> [PASSAGE]
The Assessee is a Private Limited Company. The Assesse filed return of income for AY 2018-19 declaring loss of Rs.12,87,596. In an intimation dated 15.11.2019 issued u/s.143(1) of the Act, the Centralized Processing Centre (CPC) assessed the Assessee on a Loss of Rs.9,19,580/- as against the returned loss of Rs.12,87,596/-. The following addition having made to the income returned: (a) A sum of Rs. 3,50,823/- was added as income representing contribution to PF/ESI to the extent not paid on or before the due date as mentioned in Sec 36(1)(va) of the Income Tax Act 1961. (b) A sum of Rs. 17,193/- was added as income representing Inconsistency in Total Amount of disallowance u/s 37 relating to Club Expenses.
The Appellant received communication of proposed adjustment u/s 143(1)(a) of Income Tax Act 1961 dated 10/05/2019 proposing to adjust Rs.7,84,069/- representing contribution to PF/ESI to the extent not paid on or before the due date as mention in Sec 36(1)(va) of income tax 1961 to the tune of Rs.7,66,876/- and Rs. 17,193/-relating to inconsistency in total disallowance u/s 37 on account of club expenses. The Assessee submitted a response to the same by disagreeing the proposal for adjustment stating that Out of Rs.7,66,876/, Rs.4,16,053/- belongs to employer share of ESI and PF which is allowable u/s 43B if paid before the due date of filing u/s 139(1) and balance Rs.3,50,823 belongs to employee share of PF and ESI, .Employee ESI and PF contribution has been paid before the due date for filing of return u/s.139(1) of the Act and hence has been considered allowable on the basis of decision of Supreme Court in CIT vs. Alom Extrusions Ltd (2009) 319 ITR 306 (SC) and other cases such as CIT Vs Magus Customers Dialog (P) Ltd (Kar), CIT Vs Sabri Enterprises (2008) 298 ITR 141 (Kar), Consultants India P Ltd Vs CIT Bangalore III (2013) 597/34 Taxman.com 20 (Kar). With regard to inconsistency in total disallowance u/s 37, the sum of Rs.17,193/- incurred as Club Expenses is for the purposes of Customers and the same is allowable on the basis of decision of Supreme Court in United Glass Manufacturing Company.
However the CPC by its order dated 15.11.2019, while processing the return electronically added back Rs.3,28,940/- of Employees contribution towards PF and Rs.21,883/- towards Employees contribution toward ESI and difference in club expenses was also been disallowed.

> [Records from a data collection]

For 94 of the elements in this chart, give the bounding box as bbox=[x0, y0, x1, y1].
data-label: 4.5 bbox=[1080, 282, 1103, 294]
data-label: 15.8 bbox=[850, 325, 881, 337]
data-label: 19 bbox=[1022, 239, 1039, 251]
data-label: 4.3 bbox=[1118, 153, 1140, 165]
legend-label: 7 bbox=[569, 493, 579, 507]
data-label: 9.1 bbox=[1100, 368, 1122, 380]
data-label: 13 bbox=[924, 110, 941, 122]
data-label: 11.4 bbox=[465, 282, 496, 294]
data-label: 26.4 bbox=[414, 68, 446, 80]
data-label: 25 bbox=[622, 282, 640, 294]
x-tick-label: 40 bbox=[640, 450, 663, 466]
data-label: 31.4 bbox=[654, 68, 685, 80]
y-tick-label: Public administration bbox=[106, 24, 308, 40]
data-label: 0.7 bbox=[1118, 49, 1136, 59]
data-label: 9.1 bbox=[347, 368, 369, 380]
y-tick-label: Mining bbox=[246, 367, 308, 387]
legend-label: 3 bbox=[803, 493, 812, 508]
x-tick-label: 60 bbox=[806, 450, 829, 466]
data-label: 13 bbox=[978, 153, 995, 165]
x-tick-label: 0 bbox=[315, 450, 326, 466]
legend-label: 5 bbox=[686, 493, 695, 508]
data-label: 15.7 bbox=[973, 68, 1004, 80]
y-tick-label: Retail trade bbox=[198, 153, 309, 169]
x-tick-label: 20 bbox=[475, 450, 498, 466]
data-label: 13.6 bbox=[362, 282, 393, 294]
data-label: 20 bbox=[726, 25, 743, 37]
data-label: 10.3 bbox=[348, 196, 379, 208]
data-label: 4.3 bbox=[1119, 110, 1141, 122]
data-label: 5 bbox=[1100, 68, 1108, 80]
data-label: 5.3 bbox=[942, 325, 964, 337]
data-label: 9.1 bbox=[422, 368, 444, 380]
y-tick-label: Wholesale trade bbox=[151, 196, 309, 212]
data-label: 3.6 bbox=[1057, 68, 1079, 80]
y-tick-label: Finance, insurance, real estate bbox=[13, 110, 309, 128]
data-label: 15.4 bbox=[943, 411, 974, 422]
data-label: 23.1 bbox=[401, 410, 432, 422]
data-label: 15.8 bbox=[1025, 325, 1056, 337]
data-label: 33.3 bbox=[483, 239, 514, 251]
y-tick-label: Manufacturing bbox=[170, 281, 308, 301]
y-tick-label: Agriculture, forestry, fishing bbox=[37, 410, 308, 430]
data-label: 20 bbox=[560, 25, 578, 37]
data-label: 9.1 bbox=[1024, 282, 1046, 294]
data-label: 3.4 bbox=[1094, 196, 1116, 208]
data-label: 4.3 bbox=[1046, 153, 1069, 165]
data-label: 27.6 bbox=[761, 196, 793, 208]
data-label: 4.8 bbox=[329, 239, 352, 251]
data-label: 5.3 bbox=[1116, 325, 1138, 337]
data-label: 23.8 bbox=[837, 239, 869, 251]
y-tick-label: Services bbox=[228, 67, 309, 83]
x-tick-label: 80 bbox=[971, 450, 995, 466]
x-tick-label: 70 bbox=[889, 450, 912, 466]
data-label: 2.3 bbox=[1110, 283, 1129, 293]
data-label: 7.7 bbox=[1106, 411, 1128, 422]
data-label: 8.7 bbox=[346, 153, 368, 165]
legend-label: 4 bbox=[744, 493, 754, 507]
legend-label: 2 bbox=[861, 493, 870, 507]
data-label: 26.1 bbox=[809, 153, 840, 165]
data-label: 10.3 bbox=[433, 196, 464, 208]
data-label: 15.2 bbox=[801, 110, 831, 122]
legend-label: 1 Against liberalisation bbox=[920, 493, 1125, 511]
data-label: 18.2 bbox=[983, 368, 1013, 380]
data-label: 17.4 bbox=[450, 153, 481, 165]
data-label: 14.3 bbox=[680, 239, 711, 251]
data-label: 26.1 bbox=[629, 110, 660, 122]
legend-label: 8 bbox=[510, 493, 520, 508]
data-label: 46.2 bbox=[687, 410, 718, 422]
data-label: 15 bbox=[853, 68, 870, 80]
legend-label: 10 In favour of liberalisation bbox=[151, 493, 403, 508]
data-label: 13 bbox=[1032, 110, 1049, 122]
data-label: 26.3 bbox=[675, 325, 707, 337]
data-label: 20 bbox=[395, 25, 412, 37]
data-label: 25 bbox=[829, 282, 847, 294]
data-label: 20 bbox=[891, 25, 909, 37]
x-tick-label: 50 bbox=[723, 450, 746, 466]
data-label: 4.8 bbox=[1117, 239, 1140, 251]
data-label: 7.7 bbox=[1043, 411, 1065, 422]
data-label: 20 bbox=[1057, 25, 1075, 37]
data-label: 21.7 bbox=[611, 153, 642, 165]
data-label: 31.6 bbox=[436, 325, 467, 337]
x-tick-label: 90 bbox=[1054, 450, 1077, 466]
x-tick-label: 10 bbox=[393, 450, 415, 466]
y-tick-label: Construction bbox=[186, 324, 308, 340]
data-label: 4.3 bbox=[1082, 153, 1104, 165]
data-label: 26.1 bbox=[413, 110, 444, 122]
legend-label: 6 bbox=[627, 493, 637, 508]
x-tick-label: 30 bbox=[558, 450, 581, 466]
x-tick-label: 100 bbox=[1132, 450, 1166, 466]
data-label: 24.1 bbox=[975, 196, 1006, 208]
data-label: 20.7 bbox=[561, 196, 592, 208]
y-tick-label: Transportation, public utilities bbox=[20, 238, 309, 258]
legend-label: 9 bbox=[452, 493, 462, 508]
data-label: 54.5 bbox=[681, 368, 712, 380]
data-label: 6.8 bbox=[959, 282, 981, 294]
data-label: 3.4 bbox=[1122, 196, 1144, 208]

> [EXERCISE PROMPT]
Continue the passage about the company's income tax assessment, starting after its last sentence. These lines have no role in what is asked here.

> [OUTPUT]
Aggrieved by the aforesaid order of the Central Processing Centre (CPC), assessee filed appeal before the CIT(A). In so far as the disallowance of employee share of PF and ESI, the CIT(A) firstly referred to the tax audit report in Form 3CD dated 24.09.2018 wherein in clause 20(b), the auditor had clearly quantified that the employee share of PF and ESI had been paid beyond the due date specified in the respective law relating to contribution of ESI and PF. The CIT(A) thereafter referred to the provisions of section 143(1)(a)(iv) of the Income Tax Act, 1961 (hereinafter called ‘the Act’) which provides that disallowance of any expenditure indicated in the audit report but not taken into account in computing the total income in the return can be added while processing the return of income under section 143(1) of the Act. Similarly, even for club expenses, the tax auditor in the reported form 3CE in clause 21(a) quantified as expenditure of a personal nature and therefore the same was added to the total income while processing the return under section 143(1) of the Act.
With regard to employee’s share of contribution to PF and ESI, the CIT(A) referred to the amendment made to section 36(1)(va) and 43B of the Act by the Finance Act, 2021. The Finance Act, 2021 has amended section 36, sub-section (1), in clause (va), by inserting Explanation-2 which reads thus: “Explanation 2.—For the removal of doubts, it is hereby clarified that the provisions of section 43B shall not apply and shall be deemed never to have been applied for the purposes of determining the "due date" under this clause;'." The finance Act, 2021 also amended section 43B by inserting Explantion-5 thereto which reads thus: "Explanation 5.—For the removal of doubts, it is hereby clarified that the provisions of this section shall not apply and shall be deemed never to have been applied to a sum received by the assessee from any of his employees to which the provisions of sub-clause (x) of clause (24) of section 2 applies."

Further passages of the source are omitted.